Start of Material supplied
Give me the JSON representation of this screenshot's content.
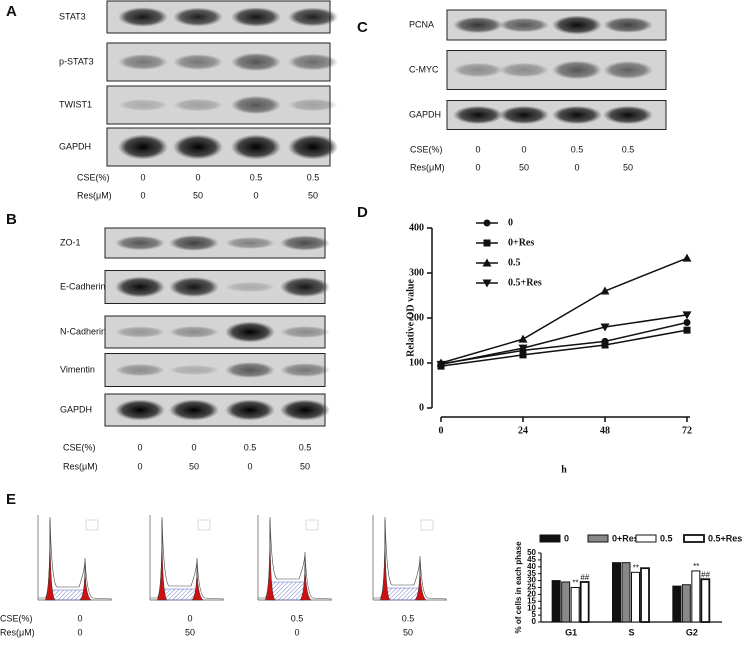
{
  "panel_labels": [
    "A",
    "B",
    "C",
    "D",
    "E"
  ],
  "blots": {
    "A": {
      "rows": [
        "STAT3",
        "p-STAT3",
        "TWIST1",
        "GAPDH"
      ],
      "conditions": [
        {
          "label": "CSE(%)",
          "values": [
            "0",
            "0",
            "0.5",
            "0.5"
          ]
        },
        {
          "label": "Res(μM)",
          "values": [
            "0",
            "50",
            "0",
            "50"
          ]
        }
      ]
    },
    "B": {
      "rows": [
        "ZO-1",
        "E-Cadherin",
        "N-Cadherin",
        "Vimentin",
        "GAPDH"
      ],
      "conditions": [
        {
          "label": "CSE(%)",
          "values": [
            "0",
            "0",
            "0.5",
            "0.5"
          ]
        },
        {
          "label": "Res(μM)",
          "values": [
            "0",
            "50",
            "0",
            "50"
          ]
        }
      ]
    },
    "C": {
      "rows": [
        "PCNA",
        "C-MYC",
        "GAPDH"
      ],
      "conditions": [
        {
          "label": "CSE(%)",
          "values": [
            "0",
            "0",
            "0.5",
            "0.5"
          ]
        },
        {
          "label": "Res(μM)",
          "values": [
            "0",
            "50",
            "0",
            "50"
          ]
        }
      ]
    },
    "E": {
      "rows": [],
      "conditions": [
        {
          "label": "CSE(%)",
          "values": [
            "0",
            "0",
            "0.5",
            "0.5"
          ]
        },
        {
          "label": "Res(μM)",
          "values": [
            "0",
            "50",
            "0",
            "50"
          ]
        }
      ]
    }
  },
  "chart_data": [
    {
      "type": "line",
      "xlabel": "h",
      "ylabel": "Relative OD value",
      "x": [
        0,
        24,
        48,
        72
      ],
      "xlim": [
        0,
        72
      ],
      "xticks": [
        0,
        24,
        48,
        72
      ],
      "ylim": [
        0,
        400
      ],
      "yticks": [
        0,
        100,
        200,
        300,
        400
      ],
      "legend": "upper left",
      "series": [
        {
          "name": "0",
          "color": "#111111",
          "marker": "circle",
          "values": [
            98,
            128,
            148,
            190
          ]
        },
        {
          "name": "0+Res",
          "color": "#111111",
          "marker": "square",
          "values": [
            93,
            118,
            140,
            173
          ]
        },
        {
          "name": "0.5",
          "color": "#111111",
          "marker": "triangle",
          "values": [
            100,
            153,
            260,
            333
          ]
        },
        {
          "name": "0.5+Res",
          "color": "#111111",
          "marker": "triangle-down",
          "values": [
            97,
            133,
            180,
            207
          ]
        }
      ]
    },
    {
      "type": "bar",
      "ylabel": "% of cells in each phase",
      "categories": [
        "G1",
        "S",
        "G2"
      ],
      "ylim": [
        0,
        50
      ],
      "yticks": [
        0,
        5,
        10,
        15,
        20,
        25,
        30,
        35,
        40,
        45,
        50
      ],
      "legend": "top",
      "series": [
        {
          "name": "0",
          "color": "#111111",
          "values": [
            30,
            43,
            26
          ]
        },
        {
          "name": "0+Res",
          "color": "#888888",
          "values": [
            29,
            43,
            27
          ]
        },
        {
          "name": "0.5",
          "color": "#ffffff",
          "values": [
            25,
            36,
            37
          ]
        },
        {
          "name": "0.5+Res",
          "color": "#ffffff",
          "values": [
            29,
            39,
            31
          ]
        }
      ],
      "annotations": [
        "**",
        "##",
        "**",
        "**",
        "##"
      ]
    }
  ]
}
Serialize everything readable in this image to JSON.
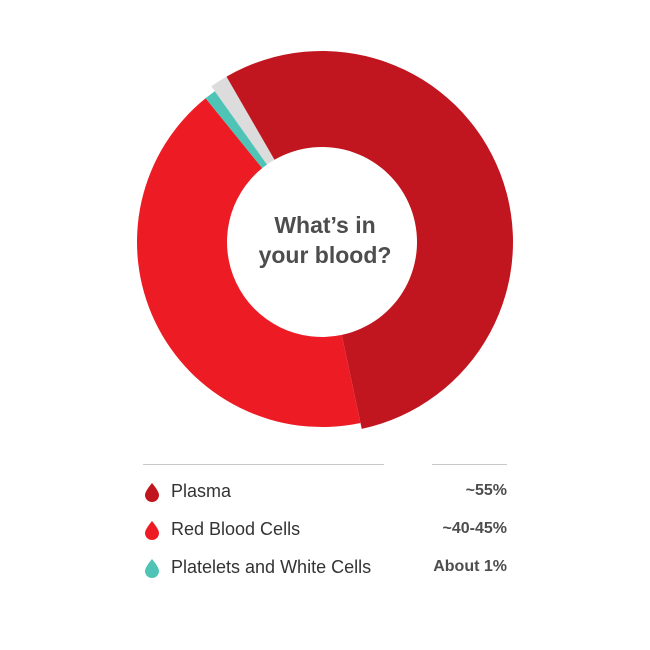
{
  "chart_data": {
    "type": "pie",
    "title": "What’s in your blood?",
    "title_lines": [
      "What’s in",
      "your blood?"
    ],
    "slices": [
      {
        "name": "Plasma",
        "value_label": "~55%",
        "value": 55,
        "color": "#c1161f"
      },
      {
        "name": "Red Blood Cells",
        "value_label": "~40-45%",
        "value": 42.5,
        "color": "#ed1c24"
      },
      {
        "name": "Platelets and White Cells",
        "value_label": "About 1%",
        "value": 1,
        "color": "#4ec3b6"
      }
    ],
    "remainder_color": "#dcdcdc",
    "donut": true
  }
}
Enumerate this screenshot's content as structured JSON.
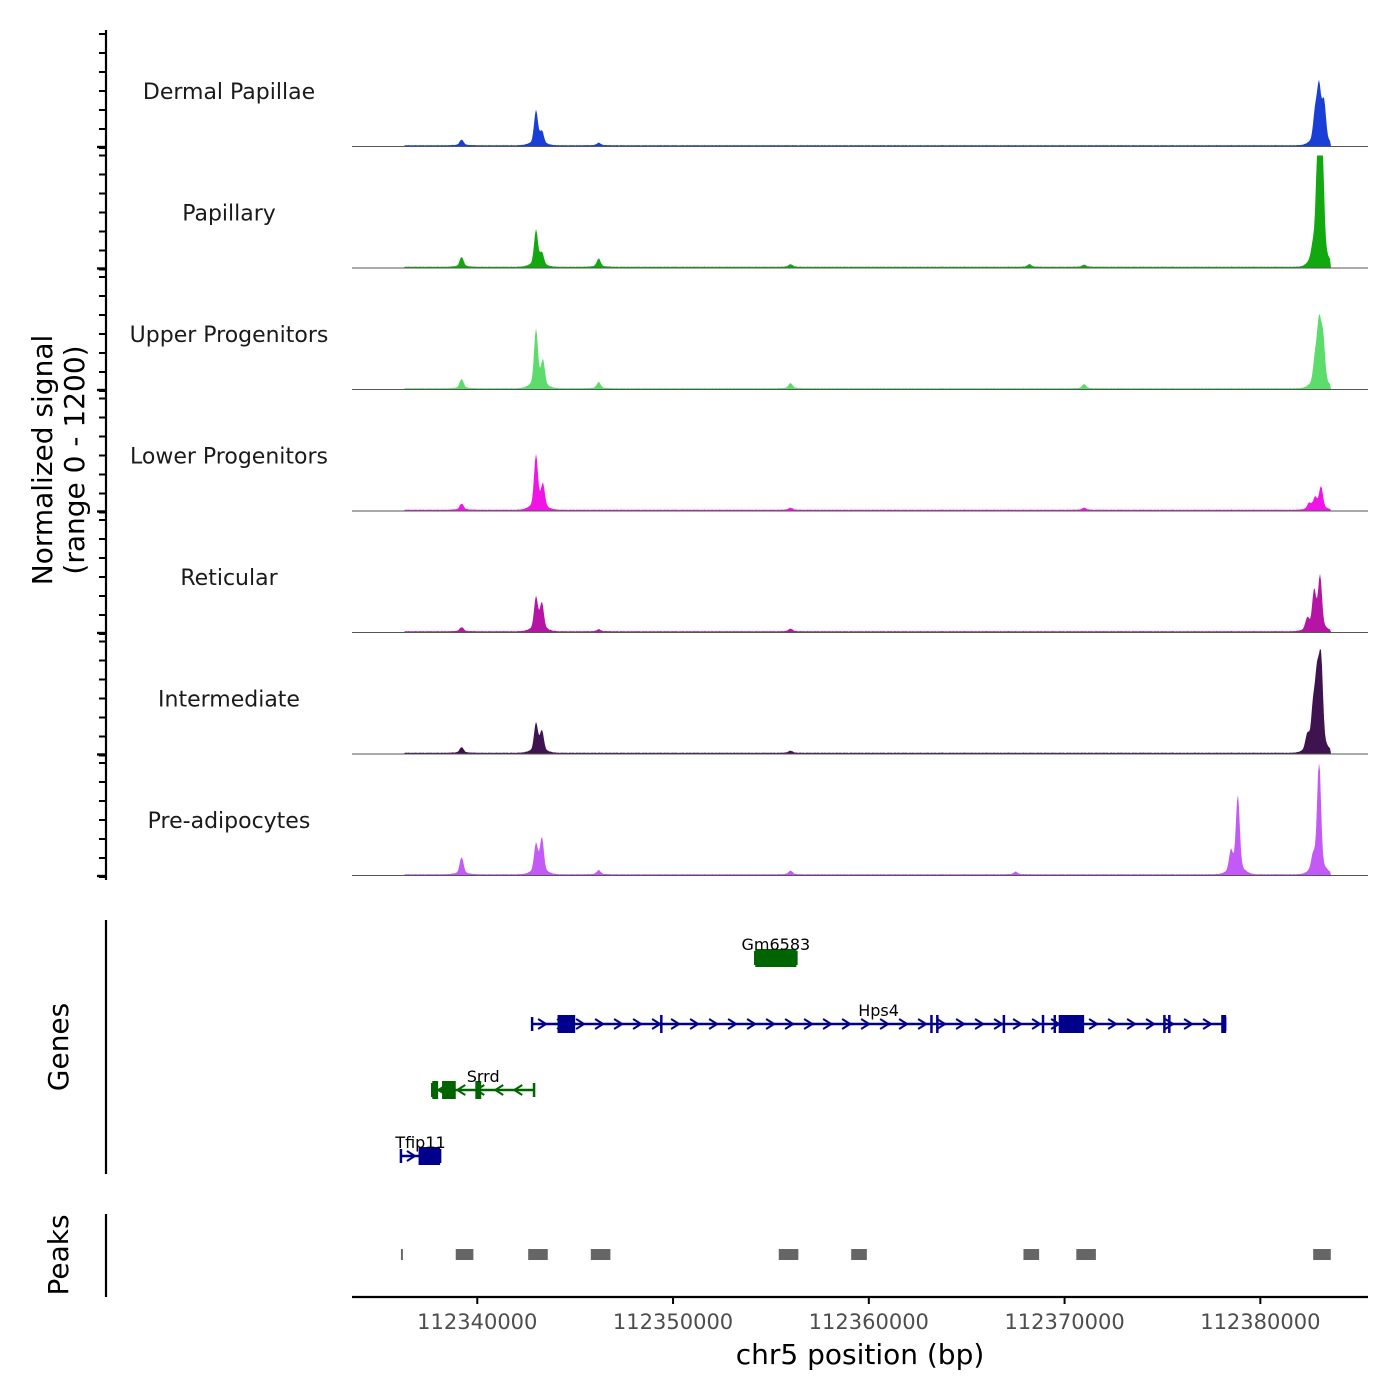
{
  "chart_data": {
    "type": "area",
    "title": "",
    "chromosome": "chr5",
    "xlabel": "chr5 position (bp)",
    "xlim": [
      112333600,
      112385500
    ],
    "x_ticks": [
      112340000,
      112350000,
      112360000,
      112370000,
      112380000
    ],
    "x_tick_labels": [
      "112340000",
      "112350000",
      "112360000",
      "112370000",
      "112380000"
    ],
    "ylabel_line1": "Normalized signal",
    "ylabel_line2": "(range 0 - 1200)",
    "ylim": [
      0,
      1200
    ],
    "coverage_tracks": [
      {
        "name": "Dermal Papillae",
        "color": "#1a3fd6",
        "peaks": [
          [
            112339200,
            55
          ],
          [
            112343000,
            330
          ],
          [
            112343300,
            120
          ],
          [
            112346200,
            25
          ],
          [
            112382800,
            280
          ],
          [
            112383000,
            530
          ],
          [
            112383250,
            390
          ]
        ]
      },
      {
        "name": "Papillary",
        "color": "#12a80f",
        "peaks": [
          [
            112339200,
            95
          ],
          [
            112343000,
            350
          ],
          [
            112343300,
            120
          ],
          [
            112346200,
            80
          ],
          [
            112356000,
            25
          ],
          [
            112368200,
            25
          ],
          [
            112371000,
            20
          ],
          [
            112382700,
            120
          ],
          [
            112382950,
            1200
          ],
          [
            112383150,
            1130
          ]
        ]
      },
      {
        "name": "Upper Progenitors",
        "color": "#5cdc6a",
        "peaks": [
          [
            112339200,
            90
          ],
          [
            112343000,
            560
          ],
          [
            112343350,
            250
          ],
          [
            112346200,
            60
          ],
          [
            112356000,
            50
          ],
          [
            112371000,
            40
          ],
          [
            112382800,
            250
          ],
          [
            112383000,
            580
          ],
          [
            112383200,
            450
          ]
        ]
      },
      {
        "name": "Lower Progenitors",
        "color": "#f015e6",
        "peaks": [
          [
            112339200,
            60
          ],
          [
            112343000,
            520
          ],
          [
            112343350,
            230
          ],
          [
            112356000,
            20
          ],
          [
            112371000,
            20
          ],
          [
            112382500,
            60
          ],
          [
            112382800,
            110
          ],
          [
            112383100,
            220
          ]
        ]
      },
      {
        "name": "Reticular",
        "color": "#b514a4",
        "peaks": [
          [
            112339200,
            40
          ],
          [
            112343000,
            320
          ],
          [
            112343300,
            260
          ],
          [
            112346200,
            20
          ],
          [
            112356000,
            25
          ],
          [
            112382400,
            110
          ],
          [
            112382750,
            370
          ],
          [
            112383050,
            520
          ]
        ]
      },
      {
        "name": "Intermediate",
        "color": "#3f1250",
        "peaks": [
          [
            112339200,
            55
          ],
          [
            112343000,
            280
          ],
          [
            112343300,
            200
          ],
          [
            112356000,
            20
          ],
          [
            112382400,
            140
          ],
          [
            112382700,
            380
          ],
          [
            112382900,
            650
          ],
          [
            112383100,
            840
          ]
        ]
      },
      {
        "name": "Pre-adipocytes",
        "color": "#c35af5",
        "peaks": [
          [
            112339200,
            165
          ],
          [
            112343000,
            280
          ],
          [
            112343300,
            340
          ],
          [
            112346200,
            40
          ],
          [
            112356000,
            35
          ],
          [
            112367500,
            25
          ],
          [
            112378500,
            200
          ],
          [
            112378850,
            750
          ],
          [
            112382700,
            140
          ],
          [
            112383000,
            1100
          ]
        ]
      }
    ],
    "genes_track_label": "Genes",
    "genes": [
      {
        "name": "Gm6583",
        "strand": "+",
        "color": "#006400",
        "start": 112354200,
        "end": 112356300,
        "row": 0,
        "exons": [
          [
            112354200,
            112356300
          ]
        ]
      },
      {
        "name": "Hps4",
        "strand": "+",
        "color": "#00008b",
        "start": 112342800,
        "end": 112378200,
        "row": 1,
        "exons": [
          [
            112344100,
            112345000
          ],
          [
            112369700,
            112371000
          ],
          [
            112378000,
            112378200
          ]
        ],
        "junctions": [
          112349400,
          112363200,
          112363500,
          112366900,
          112368900,
          112369500,
          112375100,
          112375350
        ]
      },
      {
        "name": "Srrd",
        "strand": "-",
        "color": "#006400",
        "start": 112337700,
        "end": 112342900,
        "row": 2,
        "exons": [
          [
            112337700,
            112338000
          ],
          [
            112338200,
            112338900
          ],
          [
            112339900,
            112340200
          ]
        ]
      },
      {
        "name": "Tfip11",
        "strand": "+",
        "color": "#00008b",
        "start": 112336100,
        "end": 112338100,
        "row": 3,
        "exons": [
          [
            112337000,
            112338100
          ]
        ]
      }
    ],
    "peaks_track_label": "Peaks",
    "peak_regions": [
      [
        112336100,
        112336200
      ],
      [
        112338900,
        112339800
      ],
      [
        112342600,
        112343600
      ],
      [
        112345800,
        112346800
      ],
      [
        112355400,
        112356400
      ],
      [
        112359100,
        112359900
      ],
      [
        112367900,
        112368700
      ],
      [
        112370600,
        112371600
      ],
      [
        112382700,
        112383600
      ]
    ]
  }
}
End of Material supplied
◆ Activity ◆
Search the entries for the word "triangle" and copy every line that has it.

◆ Answer space ◆
          "marker": "triangle",
          "marker": "triangle-down",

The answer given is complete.